- _REQUIREMENTS_: From the listing that follows, extract every line and set it down unaltered.

* BEGIN DATA LINES *

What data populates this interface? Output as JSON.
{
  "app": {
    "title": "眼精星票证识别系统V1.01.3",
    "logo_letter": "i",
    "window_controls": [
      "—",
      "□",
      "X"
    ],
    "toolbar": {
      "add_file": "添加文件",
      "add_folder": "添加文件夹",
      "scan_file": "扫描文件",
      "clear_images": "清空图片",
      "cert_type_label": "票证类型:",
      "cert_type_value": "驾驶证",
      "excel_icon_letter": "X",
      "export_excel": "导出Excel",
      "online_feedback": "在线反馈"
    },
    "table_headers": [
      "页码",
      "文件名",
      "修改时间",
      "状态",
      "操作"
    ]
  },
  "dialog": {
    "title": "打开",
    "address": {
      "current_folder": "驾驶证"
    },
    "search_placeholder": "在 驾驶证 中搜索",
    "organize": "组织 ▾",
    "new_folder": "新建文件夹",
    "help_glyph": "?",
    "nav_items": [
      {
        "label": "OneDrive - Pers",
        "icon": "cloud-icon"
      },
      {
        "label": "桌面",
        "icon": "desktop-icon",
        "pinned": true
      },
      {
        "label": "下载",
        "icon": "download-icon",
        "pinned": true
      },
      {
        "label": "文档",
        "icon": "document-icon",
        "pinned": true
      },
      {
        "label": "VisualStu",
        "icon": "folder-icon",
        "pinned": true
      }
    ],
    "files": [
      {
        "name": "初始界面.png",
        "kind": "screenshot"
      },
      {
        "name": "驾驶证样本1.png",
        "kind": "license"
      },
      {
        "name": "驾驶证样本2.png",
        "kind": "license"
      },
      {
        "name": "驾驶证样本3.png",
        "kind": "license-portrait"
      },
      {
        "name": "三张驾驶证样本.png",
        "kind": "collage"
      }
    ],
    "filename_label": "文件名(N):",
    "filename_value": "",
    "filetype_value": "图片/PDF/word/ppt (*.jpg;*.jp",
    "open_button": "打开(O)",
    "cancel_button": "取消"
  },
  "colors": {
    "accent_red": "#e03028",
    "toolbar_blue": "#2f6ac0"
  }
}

* END DATA LINES *

- _RESPONSE TO THE TASK_:
What data populates this interface? Output as JSON.
{
  "app": {
    "title": "眼精星票证识别系统V1.01.3",
    "logo_letter": "i",
    "window_controls": [
      "—",
      "□",
      "X"
    ],
    "toolbar": {
      "add_file": "添加文件",
      "add_folder": "添加文件夹",
      "scan_file": "扫描文件",
      "clear_images": "清空图片",
      "cert_type_label": "票证类型:",
      "cert_type_value": "驾驶证",
      "excel_icon_letter": "X",
      "export_excel": "导出Excel",
      "online_feedback": "在线反馈"
    },
    "table_headers": [
      "页码",
      "文件名",
      "修改时间",
      "状态",
      "操作"
    ]
  },
  "dialog": {
    "title": "打开",
    "address": {
      "current_folder": "驾驶证"
    },
    "search_placeholder": "在 驾驶证 中搜索",
    "organize": "组织 ▾",
    "new_folder": "新建文件夹",
    "help_glyph": "?",
    "nav_items": [
      {
        "label": "OneDrive - Pers",
        "icon": "cloud-icon"
      },
      {
        "label": "桌面",
        "icon": "desktop-icon",
        "pinned": true
      },
      {
        "label": "下载",
        "icon": "download-icon",
        "pinned": true
      },
      {
        "label": "文档",
        "icon": "document-icon",
        "pinned": true
      },
      {
        "label": "VisualStu",
        "icon": "folder-icon",
        "pinned": true
      }
    ],
    "files": [
      {
        "name": "初始界面.png",
        "kind": "screenshot"
      },
      {
        "name": "驾驶证样本1.png",
        "kind": "license"
      },
      {
        "name": "驾驶证样本2.png",
        "kind": "license"
      },
      {
        "name": "驾驶证样本3.png",
        "kind": "license-portrait"
      },
      {
        "name": "三张驾驶证样本.png",
        "kind": "collage"
      }
    ],
    "filename_label": "文件名(N):",
    "filename_value": "",
    "filetype_value": "图片/PDF/word/ppt (*.jpg;*.jp",
    "open_button": "打开(O)",
    "cancel_button": "取消"
  },
  "colors": {
    "accent_red": "#e03028",
    "toolbar_blue": "#2f6ac0"
  }
}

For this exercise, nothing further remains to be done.